**WHAT YOU WILL DO**
Scan the data below for the string "screenshot". Show every line where it turns up.

(Stored data)
----
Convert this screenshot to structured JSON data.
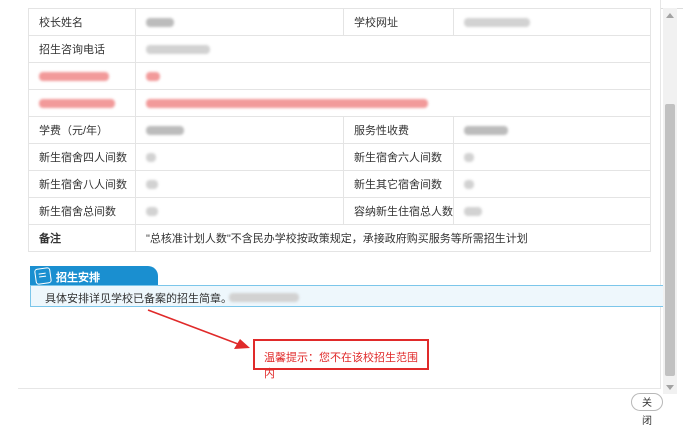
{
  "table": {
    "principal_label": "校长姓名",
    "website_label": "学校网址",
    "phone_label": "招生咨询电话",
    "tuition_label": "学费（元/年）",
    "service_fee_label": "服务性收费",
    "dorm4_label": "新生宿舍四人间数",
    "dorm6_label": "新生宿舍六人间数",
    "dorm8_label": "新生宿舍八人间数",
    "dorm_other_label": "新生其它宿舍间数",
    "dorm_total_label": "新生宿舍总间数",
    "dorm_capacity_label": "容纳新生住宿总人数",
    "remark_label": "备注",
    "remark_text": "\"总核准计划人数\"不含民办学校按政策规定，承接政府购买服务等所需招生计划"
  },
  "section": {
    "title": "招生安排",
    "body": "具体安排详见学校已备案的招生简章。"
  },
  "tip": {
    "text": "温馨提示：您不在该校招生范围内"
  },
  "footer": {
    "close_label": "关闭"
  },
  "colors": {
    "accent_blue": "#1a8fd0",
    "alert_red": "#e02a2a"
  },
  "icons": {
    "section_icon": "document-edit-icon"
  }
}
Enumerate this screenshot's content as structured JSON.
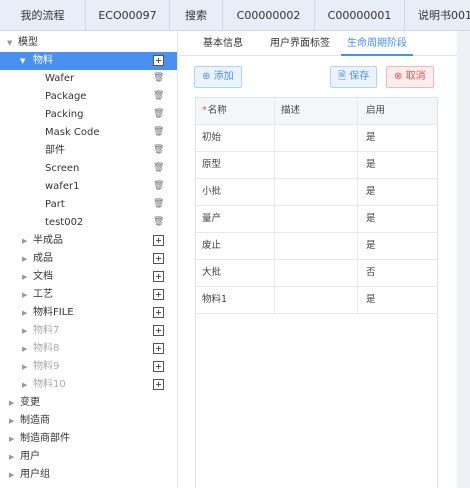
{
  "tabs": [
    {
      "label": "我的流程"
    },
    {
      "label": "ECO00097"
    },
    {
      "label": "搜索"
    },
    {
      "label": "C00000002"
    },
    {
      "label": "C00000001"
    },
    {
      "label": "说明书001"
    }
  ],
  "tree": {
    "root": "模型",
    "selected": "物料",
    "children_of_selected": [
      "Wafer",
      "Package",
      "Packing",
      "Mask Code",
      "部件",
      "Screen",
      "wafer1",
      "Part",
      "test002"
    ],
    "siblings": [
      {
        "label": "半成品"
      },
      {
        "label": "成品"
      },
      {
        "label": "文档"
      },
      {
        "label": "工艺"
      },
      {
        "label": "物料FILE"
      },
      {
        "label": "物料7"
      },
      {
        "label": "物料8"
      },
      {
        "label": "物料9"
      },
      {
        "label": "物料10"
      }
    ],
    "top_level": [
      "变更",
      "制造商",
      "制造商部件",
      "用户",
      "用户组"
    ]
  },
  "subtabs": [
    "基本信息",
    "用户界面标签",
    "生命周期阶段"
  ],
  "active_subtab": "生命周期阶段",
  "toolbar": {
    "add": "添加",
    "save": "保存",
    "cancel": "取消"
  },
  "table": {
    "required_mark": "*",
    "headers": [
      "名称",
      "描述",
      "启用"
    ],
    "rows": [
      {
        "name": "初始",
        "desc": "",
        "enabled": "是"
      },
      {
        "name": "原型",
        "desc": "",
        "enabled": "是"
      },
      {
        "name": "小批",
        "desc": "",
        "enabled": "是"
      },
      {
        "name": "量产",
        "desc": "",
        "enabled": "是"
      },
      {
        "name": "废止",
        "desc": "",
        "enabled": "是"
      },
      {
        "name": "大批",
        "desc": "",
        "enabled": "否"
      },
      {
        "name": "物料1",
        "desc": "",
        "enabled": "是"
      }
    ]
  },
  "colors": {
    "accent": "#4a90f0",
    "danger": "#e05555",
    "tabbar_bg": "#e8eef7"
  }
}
----
**SOLUTION TO THE EXERCISE**
Convert this screenshot to structured JSON data.
Enumerate this screenshot's content as structured JSON.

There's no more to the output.